## Records provided

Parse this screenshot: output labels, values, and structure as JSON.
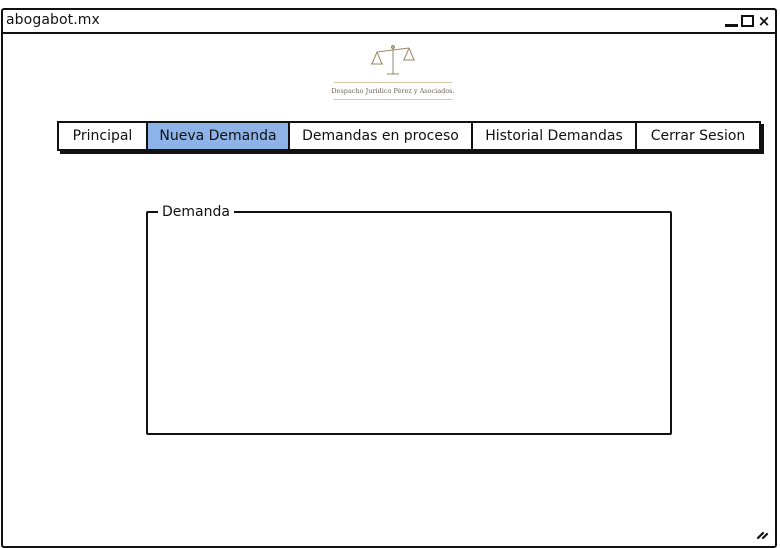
{
  "window": {
    "title": "abogabot.mx",
    "controls": {
      "minimize": "minimize-icon",
      "maximize": "maximize-icon",
      "close": "close-icon",
      "close_glyph": "×"
    }
  },
  "logo": {
    "icon": "scales-of-justice-icon",
    "text": "Despacho Jurídico Pérez y Asociados."
  },
  "nav": {
    "tabs": [
      {
        "label": "Principal",
        "active": false
      },
      {
        "label": "Nueva Demanda",
        "active": true
      },
      {
        "label": "Demandas en proceso",
        "active": false
      },
      {
        "label": "Historial Demandas",
        "active": false
      },
      {
        "label": "Cerrar Sesion",
        "active": false
      }
    ],
    "active_color": "#8db3e9"
  },
  "demanda": {
    "legend": "Demanda"
  }
}
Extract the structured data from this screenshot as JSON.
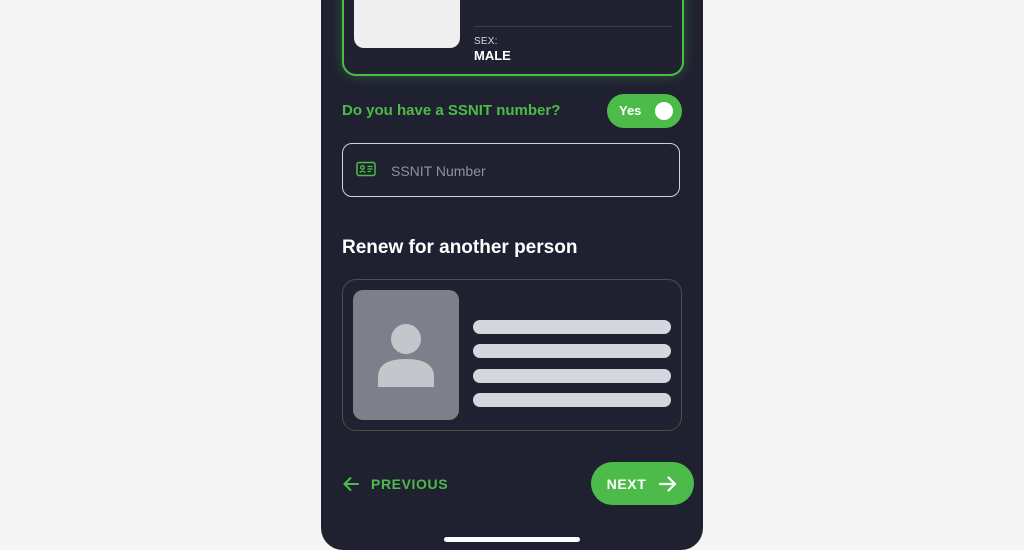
{
  "current_card": {
    "sex_label": "SEX:",
    "sex_value": "MALE"
  },
  "ssnit": {
    "question": "Do you have a SSNIT number?",
    "toggle_label": "Yes",
    "toggle_on": true,
    "input_value": "",
    "input_placeholder": "SSNIT Number",
    "icon": "id-card-icon"
  },
  "another_person": {
    "title": "Renew for another person",
    "avatar_icon": "person-avatar-icon"
  },
  "nav": {
    "previous_label": "PREVIOUS",
    "next_label": "NEXT"
  },
  "colors": {
    "accent": "#4cbb4a",
    "background": "#1f2130",
    "page_bg": "#f5f5f5",
    "placeholder_line": "#d3d8de"
  }
}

## The task
Produce an exact reproduction of the lines from the line containing "Extract the structured" through the last line of the records. Any picture is left out.

## Full answer
Extract the structured data from this screenshot as JSON.
{
  "current_card": {
    "sex_label": "SEX:",
    "sex_value": "MALE"
  },
  "ssnit": {
    "question": "Do you have a SSNIT number?",
    "toggle_label": "Yes",
    "toggle_on": true,
    "input_value": "",
    "input_placeholder": "SSNIT Number",
    "icon": "id-card-icon"
  },
  "another_person": {
    "title": "Renew for another person",
    "avatar_icon": "person-avatar-icon"
  },
  "nav": {
    "previous_label": "PREVIOUS",
    "next_label": "NEXT"
  },
  "colors": {
    "accent": "#4cbb4a",
    "background": "#1f2130",
    "page_bg": "#f5f5f5",
    "placeholder_line": "#d3d8de"
  }
}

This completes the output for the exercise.